◆ Task
Set out the lines as a numbered list, beginning with the first line and ending with the one that contains "table-row[interactable]: Feb 23 21:00 €250", both included and any blank lines omitted.

⁂

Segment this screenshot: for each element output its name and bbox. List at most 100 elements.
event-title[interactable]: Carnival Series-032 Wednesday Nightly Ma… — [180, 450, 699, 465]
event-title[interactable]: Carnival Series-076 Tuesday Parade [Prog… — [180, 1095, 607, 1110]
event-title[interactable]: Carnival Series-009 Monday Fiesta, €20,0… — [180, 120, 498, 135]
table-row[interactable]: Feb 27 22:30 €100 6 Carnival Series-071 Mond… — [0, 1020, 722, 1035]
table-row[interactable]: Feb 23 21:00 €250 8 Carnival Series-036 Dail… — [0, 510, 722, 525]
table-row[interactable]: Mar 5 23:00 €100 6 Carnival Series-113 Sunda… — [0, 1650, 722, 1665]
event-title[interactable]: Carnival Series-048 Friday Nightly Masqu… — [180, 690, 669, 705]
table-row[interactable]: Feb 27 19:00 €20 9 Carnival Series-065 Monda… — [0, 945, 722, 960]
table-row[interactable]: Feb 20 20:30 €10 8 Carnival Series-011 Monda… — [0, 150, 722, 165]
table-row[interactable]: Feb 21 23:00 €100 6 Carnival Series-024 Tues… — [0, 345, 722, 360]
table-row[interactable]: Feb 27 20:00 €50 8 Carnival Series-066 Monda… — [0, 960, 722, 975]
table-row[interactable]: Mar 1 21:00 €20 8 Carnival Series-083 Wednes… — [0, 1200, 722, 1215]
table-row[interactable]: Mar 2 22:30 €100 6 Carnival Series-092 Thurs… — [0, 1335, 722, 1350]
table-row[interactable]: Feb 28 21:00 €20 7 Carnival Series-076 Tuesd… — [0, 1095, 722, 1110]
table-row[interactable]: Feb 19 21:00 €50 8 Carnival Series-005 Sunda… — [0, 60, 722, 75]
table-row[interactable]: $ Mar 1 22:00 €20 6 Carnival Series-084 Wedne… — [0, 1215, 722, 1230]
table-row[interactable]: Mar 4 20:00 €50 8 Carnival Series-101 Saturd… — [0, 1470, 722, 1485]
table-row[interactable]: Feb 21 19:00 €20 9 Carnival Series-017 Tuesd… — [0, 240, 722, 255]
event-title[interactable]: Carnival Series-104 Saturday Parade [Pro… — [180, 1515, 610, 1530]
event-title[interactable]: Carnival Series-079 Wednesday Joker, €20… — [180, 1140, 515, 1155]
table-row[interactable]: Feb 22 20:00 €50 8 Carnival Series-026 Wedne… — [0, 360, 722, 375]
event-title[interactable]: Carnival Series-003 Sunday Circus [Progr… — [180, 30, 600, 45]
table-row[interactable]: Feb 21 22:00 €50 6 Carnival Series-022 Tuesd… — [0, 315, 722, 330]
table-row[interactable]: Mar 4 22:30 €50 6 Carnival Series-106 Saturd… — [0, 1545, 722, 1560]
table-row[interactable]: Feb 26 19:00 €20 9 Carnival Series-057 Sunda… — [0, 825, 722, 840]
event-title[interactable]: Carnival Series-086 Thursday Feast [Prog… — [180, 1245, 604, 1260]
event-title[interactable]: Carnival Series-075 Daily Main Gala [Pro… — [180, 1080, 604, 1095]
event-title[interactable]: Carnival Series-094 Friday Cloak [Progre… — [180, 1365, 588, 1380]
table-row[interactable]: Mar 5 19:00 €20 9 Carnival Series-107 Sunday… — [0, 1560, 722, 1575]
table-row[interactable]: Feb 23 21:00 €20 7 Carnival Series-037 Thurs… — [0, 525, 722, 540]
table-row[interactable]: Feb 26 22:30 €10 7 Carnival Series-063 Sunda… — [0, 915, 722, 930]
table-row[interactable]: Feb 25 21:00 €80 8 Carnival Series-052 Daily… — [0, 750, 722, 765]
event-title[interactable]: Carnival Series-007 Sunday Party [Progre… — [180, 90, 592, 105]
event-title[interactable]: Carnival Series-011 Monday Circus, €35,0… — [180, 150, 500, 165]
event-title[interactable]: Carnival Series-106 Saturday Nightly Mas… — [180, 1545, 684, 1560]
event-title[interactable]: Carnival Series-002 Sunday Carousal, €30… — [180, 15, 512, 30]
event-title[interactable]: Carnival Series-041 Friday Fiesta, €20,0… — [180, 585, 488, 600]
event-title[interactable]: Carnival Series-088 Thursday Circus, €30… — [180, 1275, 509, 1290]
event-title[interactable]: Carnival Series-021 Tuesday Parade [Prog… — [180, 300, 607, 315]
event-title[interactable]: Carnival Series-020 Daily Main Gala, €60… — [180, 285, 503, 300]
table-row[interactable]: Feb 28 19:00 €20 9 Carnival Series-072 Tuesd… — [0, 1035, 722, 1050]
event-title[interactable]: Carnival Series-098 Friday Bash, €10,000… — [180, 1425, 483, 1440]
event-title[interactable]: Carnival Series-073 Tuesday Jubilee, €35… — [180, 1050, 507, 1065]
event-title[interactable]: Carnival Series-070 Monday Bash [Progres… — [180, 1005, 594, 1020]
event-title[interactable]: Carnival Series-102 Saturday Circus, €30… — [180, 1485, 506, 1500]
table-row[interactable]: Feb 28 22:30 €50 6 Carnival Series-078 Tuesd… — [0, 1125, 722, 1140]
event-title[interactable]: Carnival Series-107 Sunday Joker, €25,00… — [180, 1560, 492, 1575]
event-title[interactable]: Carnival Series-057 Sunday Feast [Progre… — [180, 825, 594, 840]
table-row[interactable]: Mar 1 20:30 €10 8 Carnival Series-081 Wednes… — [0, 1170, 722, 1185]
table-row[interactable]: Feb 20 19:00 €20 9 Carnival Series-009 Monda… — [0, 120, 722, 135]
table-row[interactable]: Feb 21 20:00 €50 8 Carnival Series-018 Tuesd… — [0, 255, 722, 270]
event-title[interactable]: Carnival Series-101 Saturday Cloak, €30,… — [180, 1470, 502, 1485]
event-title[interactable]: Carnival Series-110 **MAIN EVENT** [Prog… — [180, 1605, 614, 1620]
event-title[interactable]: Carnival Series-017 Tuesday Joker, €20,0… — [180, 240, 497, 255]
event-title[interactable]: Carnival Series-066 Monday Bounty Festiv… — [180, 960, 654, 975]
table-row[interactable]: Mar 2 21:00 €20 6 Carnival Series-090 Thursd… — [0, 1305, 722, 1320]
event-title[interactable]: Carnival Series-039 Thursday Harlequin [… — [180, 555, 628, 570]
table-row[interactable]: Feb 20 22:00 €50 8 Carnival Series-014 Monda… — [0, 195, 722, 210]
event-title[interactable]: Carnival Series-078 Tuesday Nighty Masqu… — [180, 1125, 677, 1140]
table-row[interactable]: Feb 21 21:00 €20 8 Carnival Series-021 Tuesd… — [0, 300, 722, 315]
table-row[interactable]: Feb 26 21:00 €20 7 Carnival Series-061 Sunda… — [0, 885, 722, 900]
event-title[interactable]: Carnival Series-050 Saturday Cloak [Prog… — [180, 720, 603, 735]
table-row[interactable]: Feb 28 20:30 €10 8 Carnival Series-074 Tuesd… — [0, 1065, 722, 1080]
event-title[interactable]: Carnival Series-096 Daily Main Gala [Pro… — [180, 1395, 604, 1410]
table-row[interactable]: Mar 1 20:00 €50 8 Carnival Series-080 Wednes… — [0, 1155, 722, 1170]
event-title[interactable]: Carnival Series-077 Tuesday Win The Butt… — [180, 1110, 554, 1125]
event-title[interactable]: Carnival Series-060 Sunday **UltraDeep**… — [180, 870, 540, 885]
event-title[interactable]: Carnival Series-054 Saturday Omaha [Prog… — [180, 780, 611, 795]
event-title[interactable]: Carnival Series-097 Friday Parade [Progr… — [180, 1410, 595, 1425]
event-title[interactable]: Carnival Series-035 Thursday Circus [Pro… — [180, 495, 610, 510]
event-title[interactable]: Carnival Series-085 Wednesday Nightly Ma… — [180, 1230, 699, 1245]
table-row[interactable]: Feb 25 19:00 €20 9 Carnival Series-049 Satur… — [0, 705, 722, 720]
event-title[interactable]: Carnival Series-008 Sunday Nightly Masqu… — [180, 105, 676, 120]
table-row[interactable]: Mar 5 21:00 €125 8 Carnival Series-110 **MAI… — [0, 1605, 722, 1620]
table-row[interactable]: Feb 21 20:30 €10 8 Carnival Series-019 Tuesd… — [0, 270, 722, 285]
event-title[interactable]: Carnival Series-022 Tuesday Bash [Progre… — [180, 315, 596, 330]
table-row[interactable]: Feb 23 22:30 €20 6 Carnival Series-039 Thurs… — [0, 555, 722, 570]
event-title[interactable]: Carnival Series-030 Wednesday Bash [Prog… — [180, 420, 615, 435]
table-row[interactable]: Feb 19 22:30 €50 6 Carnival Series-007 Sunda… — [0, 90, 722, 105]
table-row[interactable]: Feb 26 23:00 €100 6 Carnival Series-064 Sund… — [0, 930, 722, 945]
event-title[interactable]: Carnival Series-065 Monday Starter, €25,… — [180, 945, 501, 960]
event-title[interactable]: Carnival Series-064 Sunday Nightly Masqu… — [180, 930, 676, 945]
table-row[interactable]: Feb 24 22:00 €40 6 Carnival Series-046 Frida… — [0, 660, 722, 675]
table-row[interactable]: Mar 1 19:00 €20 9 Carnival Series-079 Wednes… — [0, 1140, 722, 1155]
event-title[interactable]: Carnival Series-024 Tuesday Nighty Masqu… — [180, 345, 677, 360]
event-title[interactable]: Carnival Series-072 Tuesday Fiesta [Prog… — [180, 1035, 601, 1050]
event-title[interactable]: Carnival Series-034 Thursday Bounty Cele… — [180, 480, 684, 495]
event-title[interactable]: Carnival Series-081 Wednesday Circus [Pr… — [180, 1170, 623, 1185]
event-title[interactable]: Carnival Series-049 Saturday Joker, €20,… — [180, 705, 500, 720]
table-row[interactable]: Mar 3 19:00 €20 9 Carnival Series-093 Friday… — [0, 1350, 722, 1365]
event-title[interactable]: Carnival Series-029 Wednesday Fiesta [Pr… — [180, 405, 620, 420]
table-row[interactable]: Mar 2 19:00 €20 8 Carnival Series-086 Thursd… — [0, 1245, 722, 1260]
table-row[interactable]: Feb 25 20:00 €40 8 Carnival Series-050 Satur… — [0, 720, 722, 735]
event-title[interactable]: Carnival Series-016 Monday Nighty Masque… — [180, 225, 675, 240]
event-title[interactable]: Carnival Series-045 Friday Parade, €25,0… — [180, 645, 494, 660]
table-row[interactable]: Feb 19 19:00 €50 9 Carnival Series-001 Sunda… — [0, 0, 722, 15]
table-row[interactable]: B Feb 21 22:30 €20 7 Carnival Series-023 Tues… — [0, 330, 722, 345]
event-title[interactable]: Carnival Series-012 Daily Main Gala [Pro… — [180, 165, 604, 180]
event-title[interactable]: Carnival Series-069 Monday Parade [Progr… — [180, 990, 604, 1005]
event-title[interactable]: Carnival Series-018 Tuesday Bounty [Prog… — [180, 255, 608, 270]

⁂

◆ Full solution
1. Segment this screenshot: for each element output its name and bbox. List at most 100 elements.
2. event-title[interactable]: Carnival Series-032 Wednesday Nightly Ma… — [180, 450, 699, 465]
3. event-title[interactable]: Carnival Series-076 Tuesday Parade [Prog… — [180, 1095, 607, 1110]
4. event-title[interactable]: Carnival Series-009 Monday Fiesta, €20,0… — [180, 120, 498, 135]
5. table-row[interactable]: Feb 27 22:30 €100 6 Carnival Series-071 Mond… — [0, 1020, 722, 1035]
6. table-row[interactable]: Feb 23 21:00 €250 8 Carnival Series-036 Dail… — [0, 510, 722, 525]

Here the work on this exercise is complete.